__Data provided__:
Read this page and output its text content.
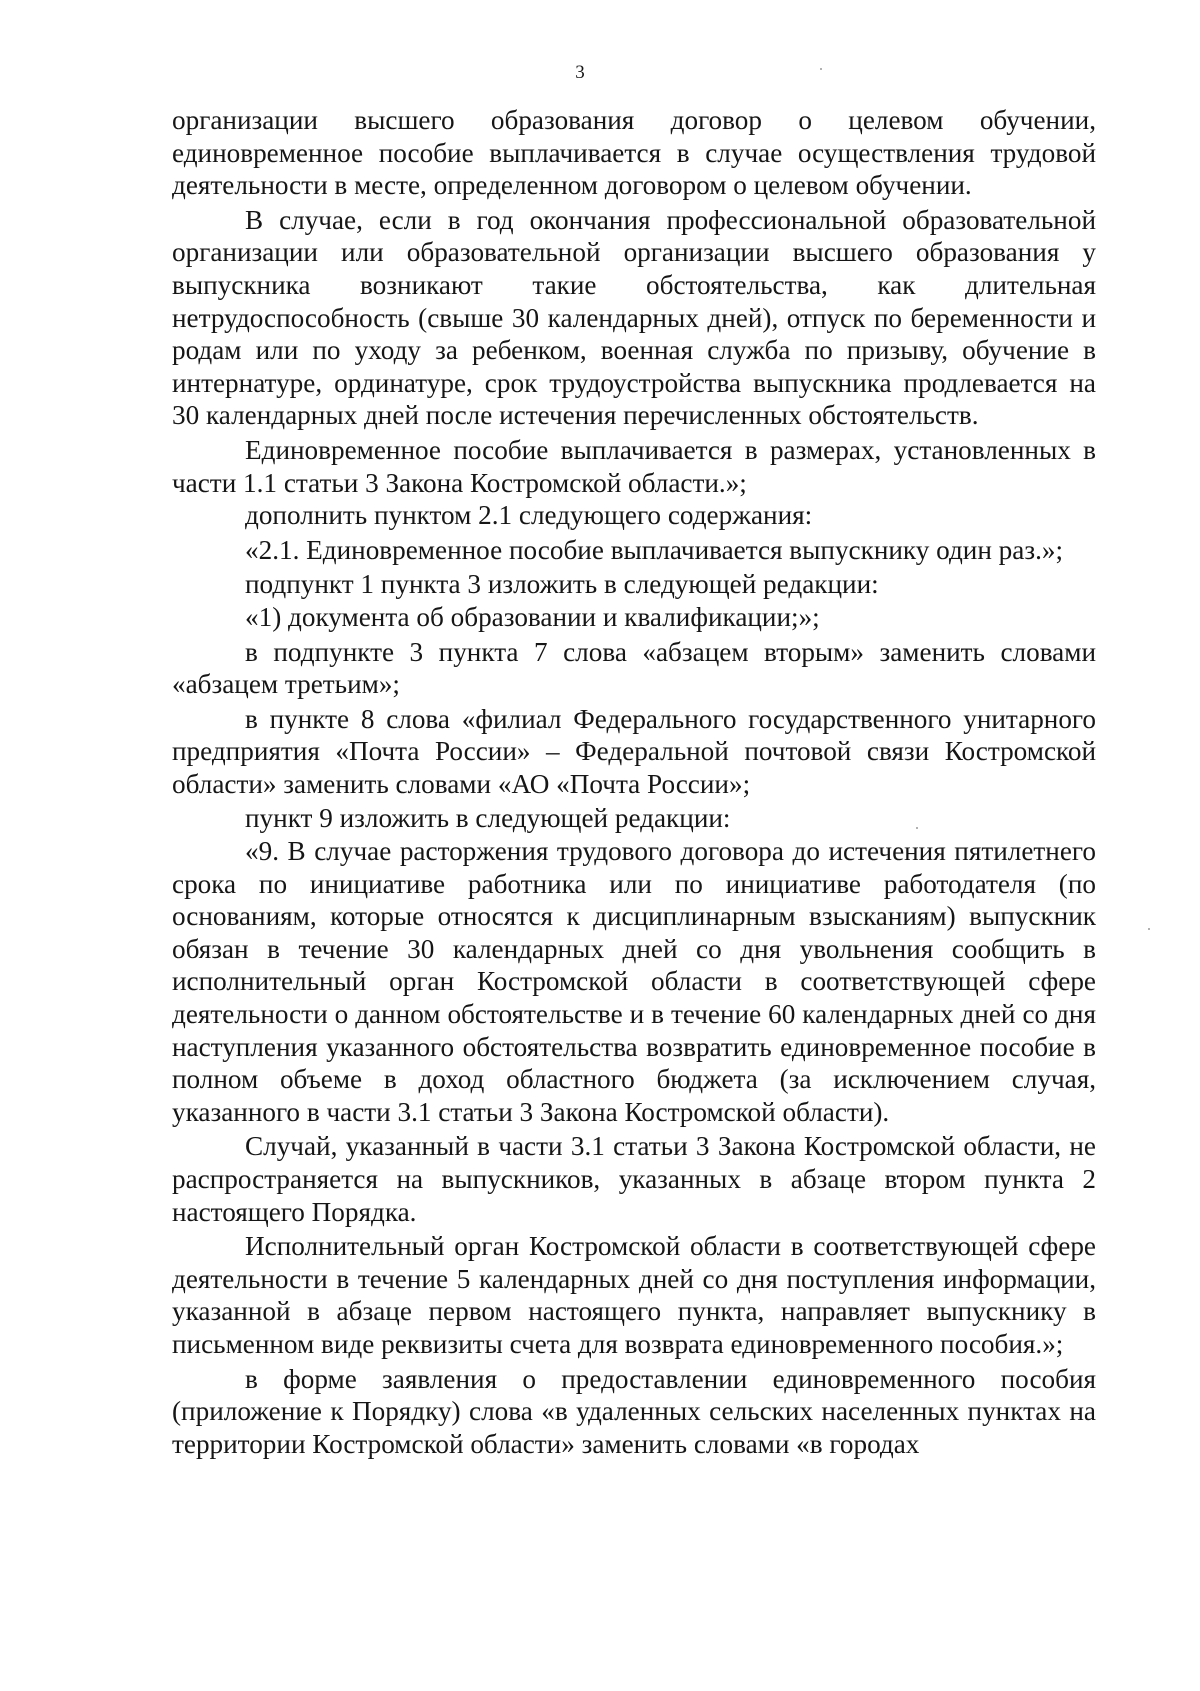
3

организации высшего образования договор о целевом обучении, единовременное пособие выплачивается в случае осуществления трудовой деятельности в месте, определенном договором о целевом обучении.

В случае, если в год окончания профессиональной образовательной организации или образовательной организации высшего образования у выпускника возникают такие обстоятельства, как длительная нетрудоспособность (свыше 30 календарных дней), отпуск по беременности и родам или по уходу за ребенком, военная служба по призыву, обучение в интернатуре, ординатуре, срок трудоустройства выпускника продлевается на 30 календарных дней после истечения перечисленных обстоятельств.

Единовременное пособие выплачивается в размерах, установленных в части 1.1 статьи 3 Закона Костромской области.»;

дополнить пунктом 2.1 следующего содержания:

«2.1. Единовременное пособие выплачивается выпускнику один раз.»;

подпункт 1 пункта 3 изложить в следующей редакции:

«1) документа об образовании и квалификации;»;

в подпункте 3 пункта 7 слова «абзацем вторым» заменить словами «абзацем третьим»;

в пункте 8 слова «филиал Федерального государственного унитарного предприятия «Почта России» – Федеральной почтовой связи Костромской области» заменить словами «АО «Почта России»;

пункт 9 изложить в следующей редакции:

«9. В случае расторжения трудового договора до истечения пятилетнего срока по инициативе работника или по инициативе работодателя (по основаниям, которые относятся к дисциплинарным взысканиям) выпускник обязан в течение 30 календарных дней со дня увольнения сообщить в исполнительный орган Костромской области в соответствующей сфере деятельности о данном обстоятельстве и в течение 60 календарных дней со дня наступления указанного обстоятельства возвратить единовременное пособие в полном объеме в доход областного бюджета (за исключением случая, указанного в части 3.1 статьи 3 Закона Костромской области).

Случай, указанный в части 3.1 статьи 3 Закона Костромской области, не распространяется на выпускников, указанных в абзаце втором пункта 2 настоящего Порядка.

Исполнительный орган Костромской области в соответствующей сфере деятельности в течение 5 календарных дней со дня поступления информации, указанной в абзаце первом настоящего пункта, направляет выпускнику в письменном виде реквизиты счета для возврата единовременного пособия.»;

в форме заявления о предоставлении единовременного пособия (приложение к Порядку) слова «в удаленных сельских населенных пунктах на территории Костромской области» заменить словами «в городах
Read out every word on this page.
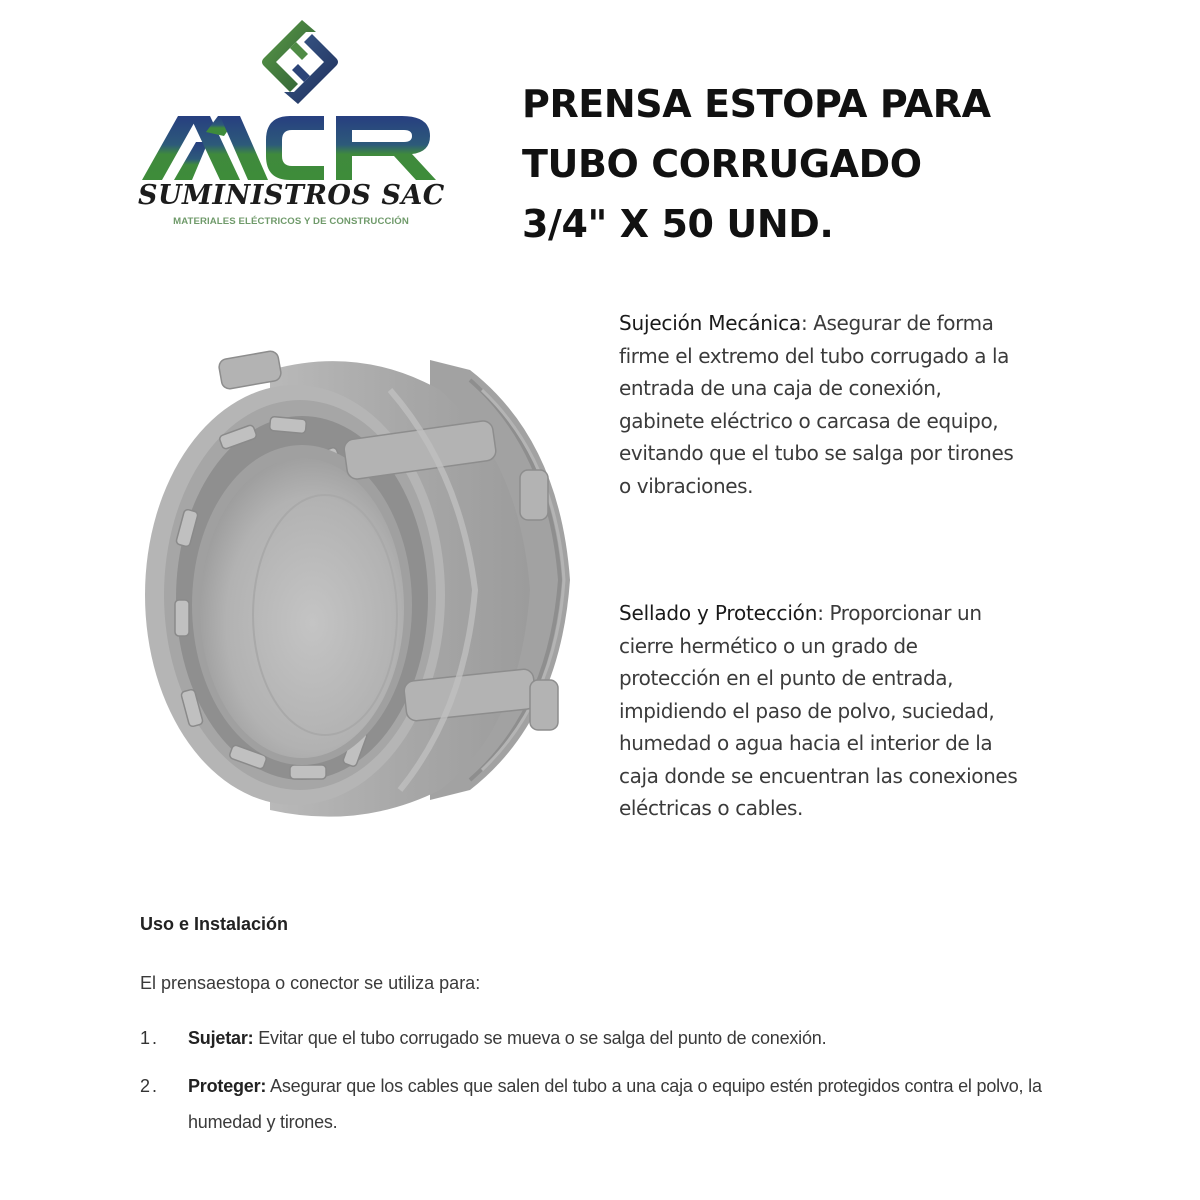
SUMINISTROS SAC
MATERIALES ELÉCTRICOS Y DE CONSTRUCCIÓN
PRENSA ESTOPA PARA
TUBO CORRUGADO
3/4" X 50 UND.
Sujeción Mecánica: Asegurar de forma
firme el extremo del tubo corrugado a la
entrada de una caja de conexión,
gabinete eléctrico o carcasa de equipo,
evitando que el tubo se salga por tirones
o vibraciones.
Sellado y Protección: Proporcionar un
cierre hermético o un grado de
protección en el punto de entrada,
impidiendo el paso de polvo, suciedad,
humedad o agua hacia el interior de la
caja donde se encuentran las conexiones
eléctricas o cables.
Uso e Instalación

El prensaestopa o conector se utiliza para:

1. Sujetar: Evitar que el tubo corrugado se mueva o se salga del punto de conexión.
2. Proteger: Asegurar que los cables que salen del tubo a una caja o equipo estén protegidos contra el polvo, la humedad y tirones.
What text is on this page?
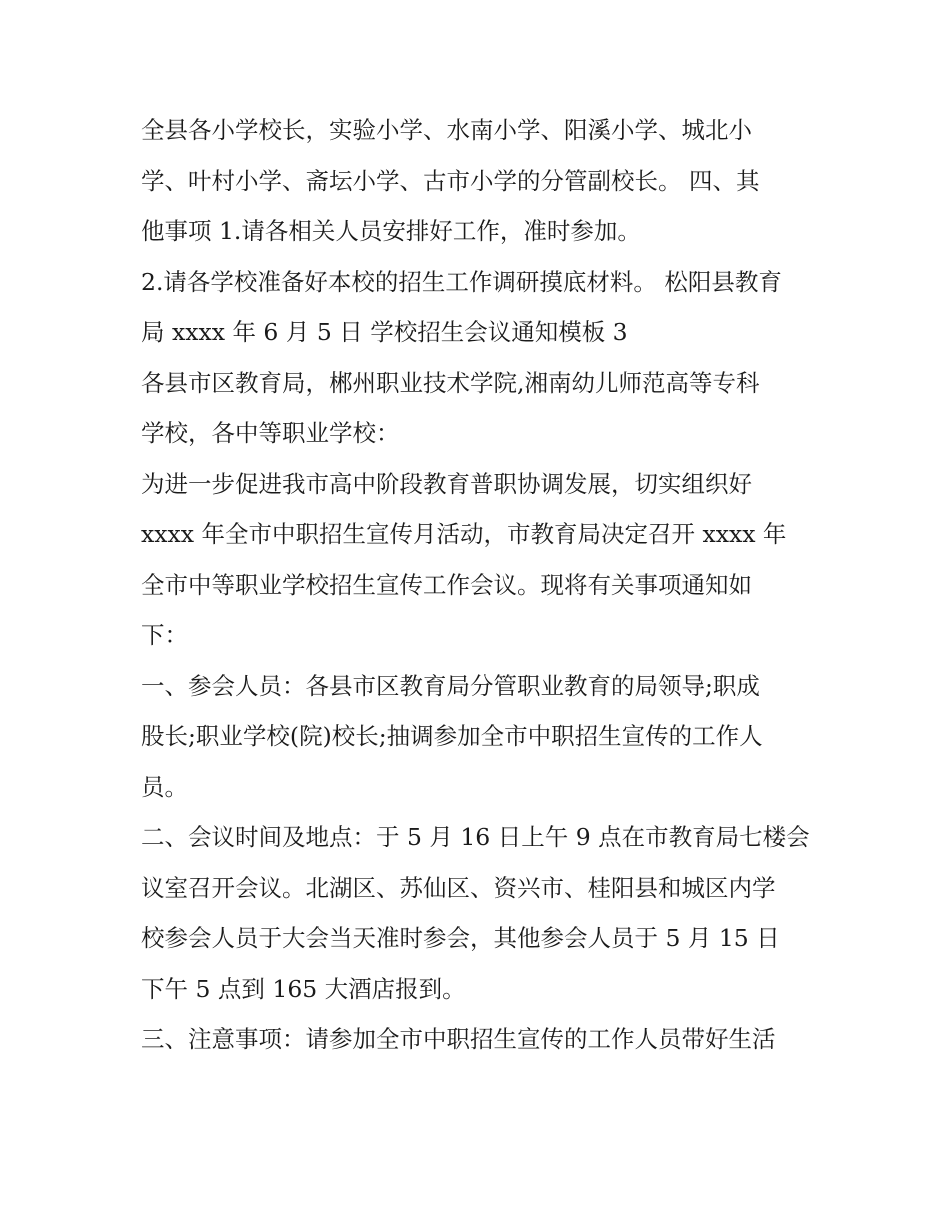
全县各小学校长，实验小学、水南小学、阳溪小学、城北小
学、叶村小学、斋坛小学、古市小学的分管副校长。 四、其
他事项 1.请各相关人员安排好工作，准时参加。
2.请各学校准备好本校的招生工作调研摸底材料。 松阳县教育
局 xxxx 年 6 月 5 日 学校招生会议通知模板 3
各县市区教育局，郴州职业技术学院,湘南幼儿师范高等专科
学校，各中等职业学校：
为进一步促进我市高中阶段教育普职协调发展，切实组织好
xxxx 年全市中职招生宣传月活动，市教育局决定召开 xxxx 年
全市中等职业学校招生宣传工作会议。现将有关事项通知如
下：
一、参会人员：各县市区教育局分管职业教育的局领导;职成
股长;职业学校(院)校长;抽调参加全市中职招生宣传的工作人
员。
二、会议时间及地点：于 5 月 16 日上午 9 点在市教育局七楼会
议室召开会议。北湖区、苏仙区、资兴市、桂阳县和城区内学
校参会人员于大会当天准时参会，其他参会人员于 5 月 15 日
下午 5 点到 165 大酒店报到。
三、注意事项：请参加全市中职招生宣传的工作人员带好生活
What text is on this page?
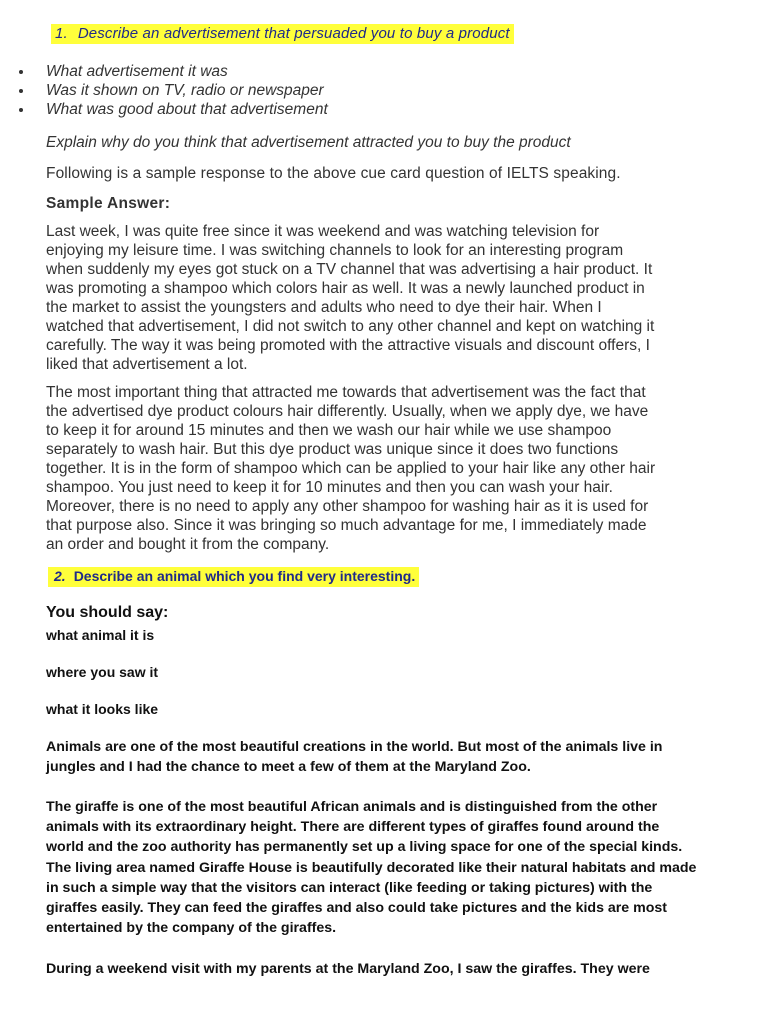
1. Describe an advertisement that persuaded you to buy a product
What advertisement it was
Was it shown on TV, radio or newspaper
What was good about that advertisement
Explain why do you think that advertisement attracted you to buy the product
Following is a sample response to the above cue card question of IELTS speaking.
Sample Answer:
Last week, I was quite free since it was weekend and was watching television for
enjoying my leisure time. I was switching channels to look for an interesting program
when suddenly my eyes got stuck on a TV channel that was advertising a hair product. It
was promoting a shampoo which colors hair as well. It was a newly launched product in
the market to assist the youngsters and adults who need to dye their hair. When I
watched that advertisement, I did not switch to any other channel and kept on watching it
carefully. The way it was being promoted with the attractive visuals and discount offers, I
liked that advertisement a lot.
The most important thing that attracted me towards that advertisement was the fact that
the advertised dye product colours hair differently. Usually, when we apply dye, we have
to keep it for around 15 minutes and then we wash our hair while we use shampoo
separately to wash hair. But this dye product was unique since it does two functions
together. It is in the form of shampoo which can be applied to your hair like any other hair
shampoo. You just need to keep it for 10 minutes and then you can wash your hair.
Moreover, there is no need to apply any other shampoo for washing hair as it is used for
that purpose also. Since it was bringing so much advantage for me, I immediately made
an order and bought it from the company.
2. Describe an animal which you find very interesting.
You should say:
what animal it is
where you saw it
what it looks like
Animals are one of the most beautiful creations in the world. But most of the animals live in
jungles and I had the chance to meet a few of them at the Maryland Zoo.
The giraffe is one of the most beautiful African animals and is distinguished from the other
animals with its extraordinary height. There are different types of giraffes found around the
world and the zoo authority has permanently set up a living space for one of the special kinds.
The living area named Giraffe House is beautifully decorated like their natural habitats and made
in such a simple way that the visitors can interact (like feeding or taking pictures) with the
giraffes easily. They can feed the giraffes and also could take pictures and the kids are most
entertained by the company of the giraffes.
During a weekend visit with my parents at the Maryland Zoo, I saw the giraffes. They were
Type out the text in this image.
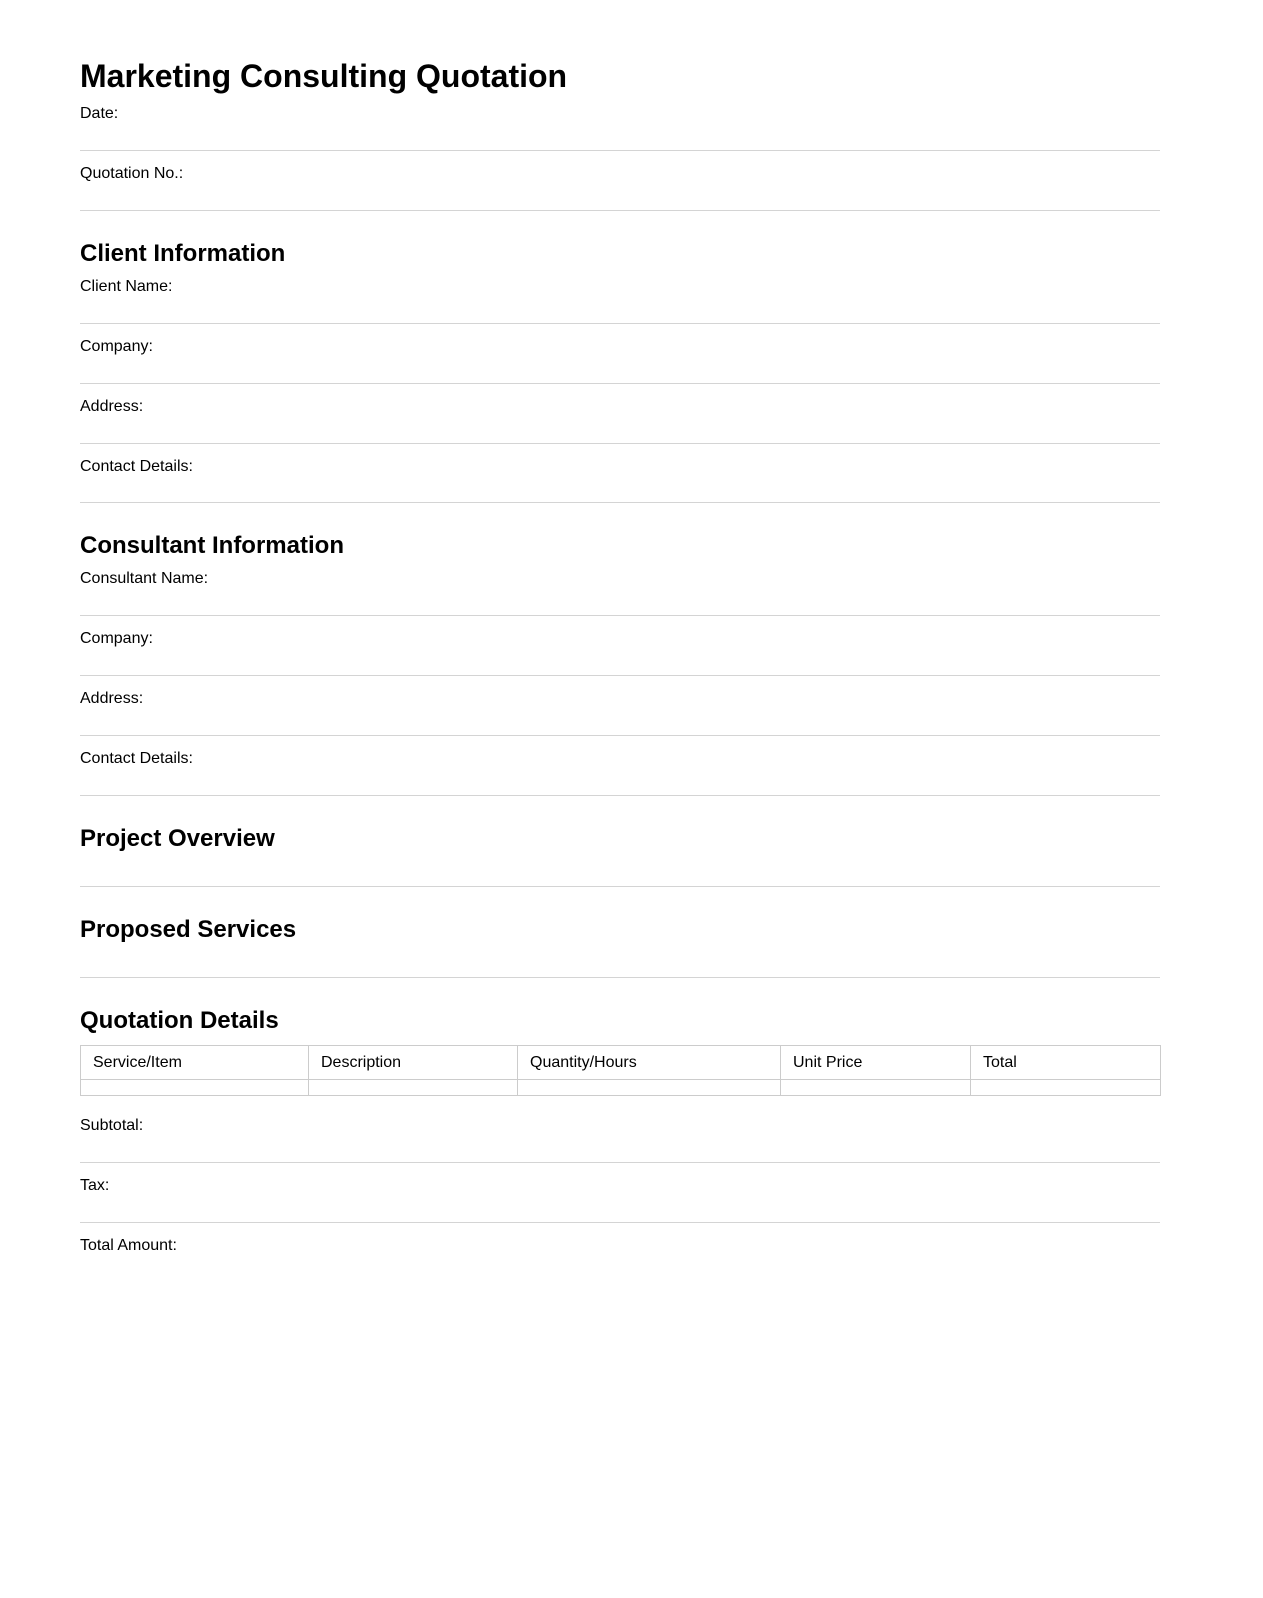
Marketing Consulting Quotation
Date:
Quotation No.:
Client Information
Client Name:
Company:
Address:
Contact Details:
Consultant Information
Consultant Name:
Company:
Address:
Contact Details:
Project Overview
Proposed Services
Quotation Details
Service/Item	Description	Quantity/Hours	Unit Price	Total

Subtotal:
Tax:
Total Amount:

__Exercise task__: Quote verbatim every line starting at the line that contains "Type out the text in this image." and ending with the last line of the records; omit all pictures.

__Full output__:
Type out the text in this image.
Marketing Consulting Quotation
Date:
Quotation No.:
Client Information
Client Name:
Company:
Address:
Contact Details:
Consultant Information
Consultant Name:
Company:
Address:
Contact Details:
Project Overview
Proposed Services
Quotation Details
Service/Item	Description	Quantity/Hours	Unit Price	Total

Subtotal:
Tax:
Total Amount:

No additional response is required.